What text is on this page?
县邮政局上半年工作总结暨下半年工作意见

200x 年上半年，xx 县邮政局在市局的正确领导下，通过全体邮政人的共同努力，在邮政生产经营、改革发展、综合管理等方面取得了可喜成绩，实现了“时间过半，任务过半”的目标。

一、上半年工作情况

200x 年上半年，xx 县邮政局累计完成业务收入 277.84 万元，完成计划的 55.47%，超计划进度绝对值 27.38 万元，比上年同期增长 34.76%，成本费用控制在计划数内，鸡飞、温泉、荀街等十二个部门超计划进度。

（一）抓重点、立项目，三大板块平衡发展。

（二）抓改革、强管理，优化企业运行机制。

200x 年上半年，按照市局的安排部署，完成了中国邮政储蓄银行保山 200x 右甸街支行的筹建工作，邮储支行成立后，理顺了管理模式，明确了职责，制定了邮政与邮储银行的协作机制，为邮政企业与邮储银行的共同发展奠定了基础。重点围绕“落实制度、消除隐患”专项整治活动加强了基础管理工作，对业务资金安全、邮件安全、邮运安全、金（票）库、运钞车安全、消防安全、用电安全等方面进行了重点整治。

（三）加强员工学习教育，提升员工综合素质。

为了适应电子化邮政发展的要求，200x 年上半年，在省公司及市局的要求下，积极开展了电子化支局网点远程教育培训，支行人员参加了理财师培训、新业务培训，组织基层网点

---

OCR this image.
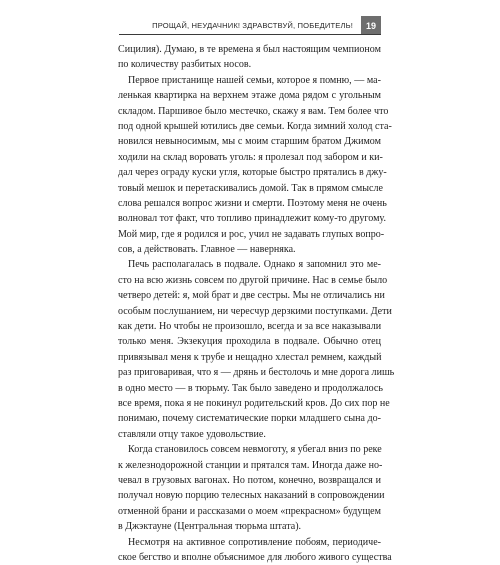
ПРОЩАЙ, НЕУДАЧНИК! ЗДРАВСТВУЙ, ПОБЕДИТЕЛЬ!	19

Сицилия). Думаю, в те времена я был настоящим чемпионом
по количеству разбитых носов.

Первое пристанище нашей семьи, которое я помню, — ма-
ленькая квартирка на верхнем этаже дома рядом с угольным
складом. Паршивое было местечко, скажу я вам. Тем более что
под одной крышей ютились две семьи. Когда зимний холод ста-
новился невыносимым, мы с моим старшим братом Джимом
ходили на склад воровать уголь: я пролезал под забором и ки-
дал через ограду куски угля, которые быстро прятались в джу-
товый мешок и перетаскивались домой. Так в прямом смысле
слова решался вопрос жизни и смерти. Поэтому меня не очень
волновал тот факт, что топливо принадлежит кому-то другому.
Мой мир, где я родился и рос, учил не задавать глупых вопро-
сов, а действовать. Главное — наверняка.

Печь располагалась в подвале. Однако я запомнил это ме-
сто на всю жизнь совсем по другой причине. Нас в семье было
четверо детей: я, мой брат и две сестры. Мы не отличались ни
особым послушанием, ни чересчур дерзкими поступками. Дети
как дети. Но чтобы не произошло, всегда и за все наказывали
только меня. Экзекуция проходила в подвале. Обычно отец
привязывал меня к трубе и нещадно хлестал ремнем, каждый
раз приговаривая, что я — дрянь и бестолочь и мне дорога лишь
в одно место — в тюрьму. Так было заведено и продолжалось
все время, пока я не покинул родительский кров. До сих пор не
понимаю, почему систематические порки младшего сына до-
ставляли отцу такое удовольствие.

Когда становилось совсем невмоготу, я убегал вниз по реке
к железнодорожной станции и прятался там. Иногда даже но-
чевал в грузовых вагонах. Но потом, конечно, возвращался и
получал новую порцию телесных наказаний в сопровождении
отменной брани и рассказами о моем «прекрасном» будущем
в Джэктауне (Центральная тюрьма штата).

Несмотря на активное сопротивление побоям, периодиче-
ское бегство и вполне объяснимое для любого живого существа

---

YOUR TASK:
Go through the records. Copy each line where "Когда" appears.

OUTPUT OF THE TASK:
под одной крышей ютились две семьи. Когда зимний холод ста-
Когда становилось совсем невмоготу, я убегал вниз по реке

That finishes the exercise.